A definite integral $\int_{a}^{b} f(x)\, dx$ gives a single number, which you can read as the signed area between $f(x)$ and the x-axis on $[a, b]$ .
When the upper and lower limits match, the integral is 0: $\int_{a}^{a} f(x)\, dx = 0$ .
Swapping the limits flips the sign: $\int_{b}^{a} f(x)\, dx = -\int_{a}^{b} f(x)\, dx$ .
Constants pull out front, and sums or differences of functions split into separate integrals.
Adjacent intervals add: $\int_{a}^{b} f(x)\, dx + \int_{b}^{c} f(x)\, dx = \int_{a}^{c} f(x)\, dx$ , and you can rearrange this to solve for any piece.
You can evaluate some integrals using geometry (triangles, rectangles, semicircles), and the definition still works for functions with removable or jump discontinuities.

What Is a Definite Integral?

A definite integral integrates a function over an interval $[a, b]$ and gives you an actual number as the answer, not an expression with $+ C$ . You can also read it as the signed area between $f(x)$ and the x-axis on $[a, b]$ .

\int_{a}^{b}f(x)\, dx

Each part of the notation matters:

$b$ is the upper limit of integration.
$a$ is the lower limit of integration.
$f(x)$ is the function you are integrating with respect to $x$ .

"Signed area" is the key idea. Area above the x-axis counts as positive, and area below the x-axis counts as negative. So an integral can come out negative even though area itself is never negative.

Properties of Definite Integrals

Learn and get comfortable with these properties. They let you combine known integrals into new ones.

1. The Zero Rule. When the upper and lower limits are the same, the integral equals zero. As an area, both limits at the same spot give you no width, so there is no area.

*Rows*:
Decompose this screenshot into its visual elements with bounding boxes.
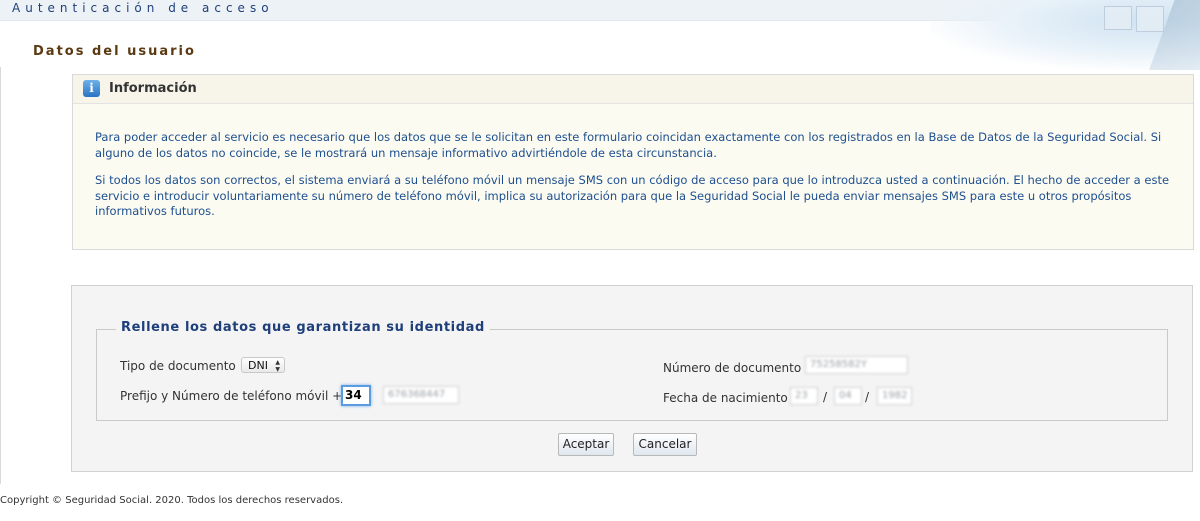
* * *
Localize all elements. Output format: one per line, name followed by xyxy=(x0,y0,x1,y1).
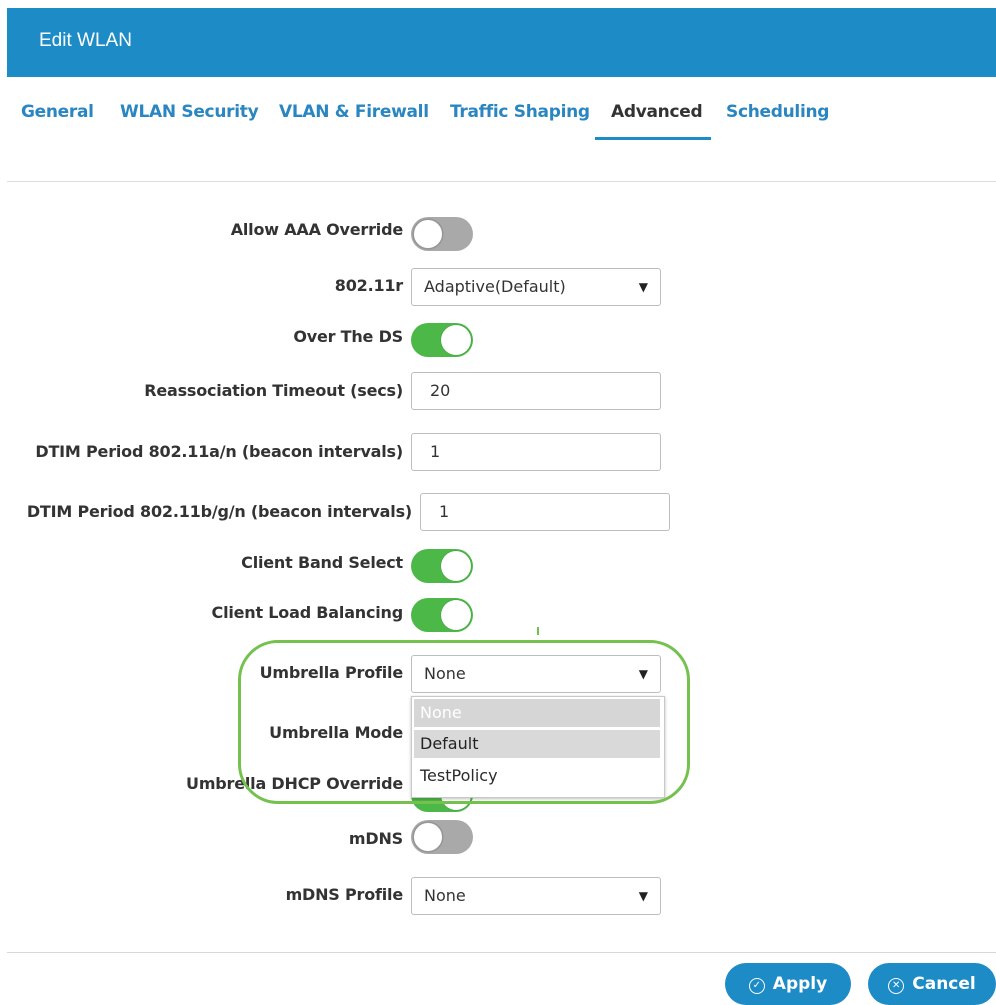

*Given problem*: In the passage on definite integrals, condense the paragraph that begins "\"Signed area\" is the key idea" into a short bulleted list that keeps its main facts. The records have no connection to the passage on definite integrals.

*Answer to the exercise*:
- Area above the x-axis counts as positive.
- Area below the x-axis counts as negative.
- So an integral can be negative, even though area itself never is.